◆ WHAT THE TASK REQUIRES: State how many lines of the entries hold the string "this". Reply with the number alone.

------

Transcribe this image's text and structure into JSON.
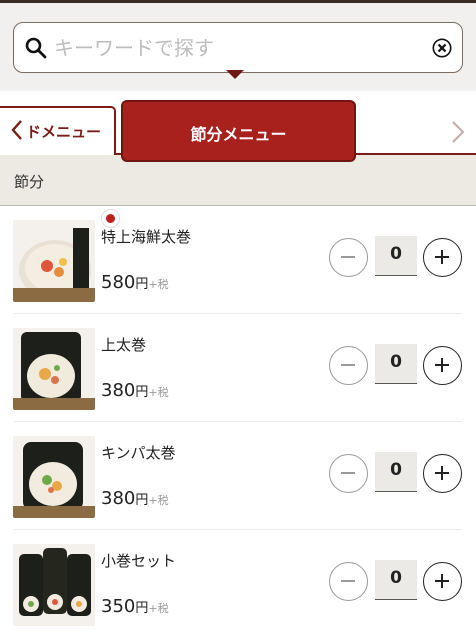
{
  "search": {
    "placeholder": "キーワードで探す"
  },
  "tabs": [
    {
      "label": "ドメニュー"
    },
    {
      "label": "節分メニュー"
    }
  ],
  "section": {
    "title": "節分"
  },
  "products": [
    {
      "name": "特上海鮮太巻",
      "price": "580",
      "unit": "円",
      "tax": "+税",
      "quantity": "0",
      "has_badge": true
    },
    {
      "name": "上太巻",
      "price": "380",
      "unit": "円",
      "tax": "+税",
      "quantity": "0"
    },
    {
      "name": "キンパ太巻",
      "price": "380",
      "unit": "円",
      "tax": "+税",
      "quantity": "0"
    },
    {
      "name": "小巻セット",
      "price": "350",
      "unit": "円",
      "tax": "+税",
      "quantity": "0"
    }
  ],
  "colors": {
    "accent": "#a8211d",
    "accent_dark": "#7b1c16",
    "section_bg": "#edeae3"
  },
  "icons": [
    "search-icon",
    "clear-icon",
    "chevron-left-icon",
    "chevron-right-icon",
    "minus-icon",
    "plus-icon"
  ]
}
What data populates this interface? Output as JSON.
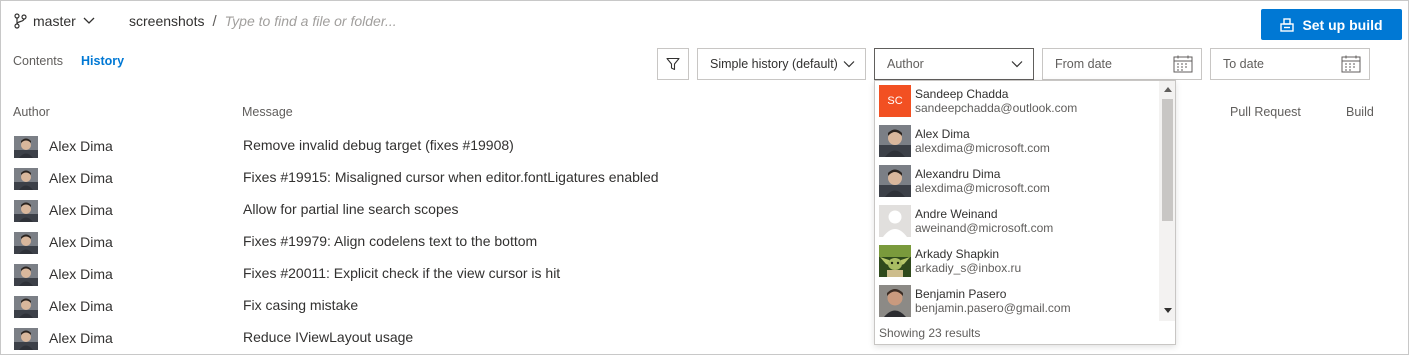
{
  "header": {
    "branch": "master",
    "repo": "screenshots",
    "separator": "/",
    "path_placeholder": "Type to find a file or folder...",
    "setup_build_label": "Set up build"
  },
  "tabs": [
    {
      "label": "Contents",
      "active": false
    },
    {
      "label": "History",
      "active": true
    }
  ],
  "filters": {
    "history_mode": "Simple history (default)",
    "author_placeholder": "Author",
    "from_date_placeholder": "From date",
    "to_date_placeholder": "To date"
  },
  "table": {
    "columns": {
      "author": "Author",
      "message": "Message",
      "pull_request": "Pull Request",
      "build": "Build"
    },
    "rows": [
      {
        "author": "Alex Dima",
        "message": "Remove invalid debug target (fixes #19908)"
      },
      {
        "author": "Alex Dima",
        "message": "Fixes #19915: Misaligned cursor when editor.fontLigatures enabled"
      },
      {
        "author": "Alex Dima",
        "message": "Allow for partial line search scopes"
      },
      {
        "author": "Alex Dima",
        "message": "Fixes #19979: Align codelens text to the bottom"
      },
      {
        "author": "Alex Dima",
        "message": "Fixes #20011: Explicit check if the view cursor is hit"
      },
      {
        "author": "Alex Dima",
        "message": "Fix casing mistake"
      },
      {
        "author": "Alex Dima",
        "message": "Reduce IViewLayout usage"
      }
    ]
  },
  "author_popup": {
    "items": [
      {
        "initials": "SC",
        "name": "Sandeep Chadda",
        "email": "sandeepchadda@outlook.com",
        "avatar": "initials"
      },
      {
        "name": "Alex Dima",
        "email": "alexdima@microsoft.com",
        "avatar": "photo"
      },
      {
        "name": "Alexandru Dima",
        "email": "alexdima@microsoft.com",
        "avatar": "photo"
      },
      {
        "name": "Andre Weinand",
        "email": "aweinand@microsoft.com",
        "avatar": "placeholder"
      },
      {
        "name": "Arkady Shapkin",
        "email": "arkadiy_s@inbox.ru",
        "avatar": "yoda"
      },
      {
        "name": "Benjamin Pasero",
        "email": "benjamin.pasero@gmail.com",
        "avatar": "photo"
      }
    ],
    "footer": "Showing 23 results"
  },
  "colors": {
    "accent": "#0078d4",
    "initials_avatar_bg": "#f25022",
    "text": "#323130",
    "muted_text": "#605e5c"
  },
  "icons": {
    "branch": "branch-icon",
    "chevron": "chevron-down-icon",
    "filter": "filter-icon",
    "calendar": "calendar-icon",
    "build": "build-icon"
  }
}
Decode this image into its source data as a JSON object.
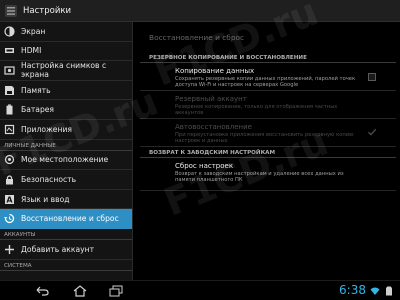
{
  "actionbar": {
    "title": "Настройки",
    "icon": "settings-app-icon"
  },
  "sidebar": {
    "rows": [
      {
        "type": "item",
        "name": "sidebar-item-screen",
        "icon": "screen-icon",
        "label": "Экран"
      },
      {
        "type": "item",
        "name": "sidebar-item-hdmi",
        "icon": "hdmi-icon",
        "label": "HDMI"
      },
      {
        "type": "item",
        "name": "sidebar-item-screenshot-settings",
        "icon": "screenshot-icon",
        "label": "Настройка снимков с экрана"
      },
      {
        "type": "item",
        "name": "sidebar-item-storage",
        "icon": "storage-icon",
        "label": "Память"
      },
      {
        "type": "item",
        "name": "sidebar-item-battery",
        "icon": "battery-icon",
        "label": "Батарея"
      },
      {
        "type": "item",
        "name": "sidebar-item-apps",
        "icon": "apps-icon",
        "label": "Приложения"
      },
      {
        "type": "header",
        "name": "sidebar-header-personal",
        "label": "ЛИЧНЫЕ ДАННЫЕ"
      },
      {
        "type": "item",
        "name": "sidebar-item-location",
        "icon": "location-icon",
        "label": "Мое местоположение"
      },
      {
        "type": "item",
        "name": "sidebar-item-security",
        "icon": "lock-icon",
        "label": "Безопасность"
      },
      {
        "type": "item",
        "name": "sidebar-item-language",
        "icon": "language-icon",
        "label": "Язык и ввод"
      },
      {
        "type": "item",
        "name": "sidebar-item-backup-reset",
        "icon": "backup-icon",
        "label": "Восстановление и сброс",
        "selected": true
      },
      {
        "type": "header",
        "name": "sidebar-header-accounts",
        "label": "АККАУНТЫ"
      },
      {
        "type": "item",
        "name": "sidebar-item-add-account",
        "icon": "plus-icon",
        "label": "Добавить аккаунт"
      },
      {
        "type": "header",
        "name": "sidebar-header-system",
        "label": "СИСТЕМА"
      }
    ]
  },
  "content": {
    "title": "Восстановление и сброс",
    "section_backup": "РЕЗЕРВНОЕ КОПИРОВАНИЕ И ВОССТАНОВЛЕНИЕ",
    "backup_data": {
      "title": "Копирование данных",
      "summary": "Сохранять резервные копии данных приложений, паролей точек доступа Wi-Fi и настроек на серверах Google",
      "checked": false
    },
    "backup_account": {
      "title": "Резервный аккаунт",
      "summary": "Резервное копирование, только для отображения частных аккаунтов"
    },
    "auto_restore": {
      "title": "Автовосстановление",
      "summary": "При переустановке приложения восстановить резервную копию настроек и данных",
      "checked": true
    },
    "section_reset": "ВОЗВРАТ К ЗАВОДСКИМ НАСТРОЙКАМ",
    "factory_reset": {
      "title": "Сброс настроек",
      "summary": "Возврат к заводским настройкам и удаление всех данных из памяти планшетного ПК"
    }
  },
  "navbar": {
    "clock": "6:38",
    "buttons": [
      "back-icon",
      "home-icon",
      "recent-apps-icon"
    ],
    "status_icons": [
      "wifi-icon",
      "battery-icon"
    ]
  },
  "watermark": "F1CD.ru",
  "colors": {
    "accent": "#2e8fc4",
    "clock": "#33b5e5"
  }
}
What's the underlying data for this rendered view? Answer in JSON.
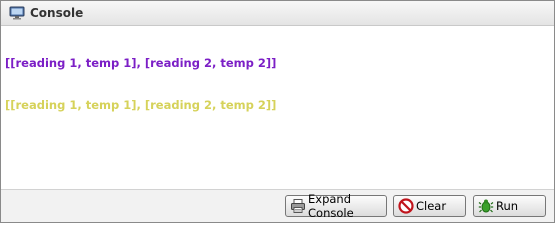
{
  "window": {
    "title": "Console",
    "icon": "monitor-icon"
  },
  "console": {
    "lines": [
      {
        "text": "[[reading 1, temp 1], [reading 2, temp 2]]",
        "color": "#7c1fc6"
      },
      {
        "text": "[[reading 1, temp 1], [reading 2, temp 2]]",
        "color": "#d6d25a"
      }
    ]
  },
  "toolbar": {
    "expand_label": "Expand Console",
    "expand_icon": "printer-icon",
    "clear_label": "Clear",
    "clear_icon": "no-entry-icon",
    "run_label": "Run",
    "run_icon": "bug-icon"
  }
}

------

◆ TASK SOLUTION: 4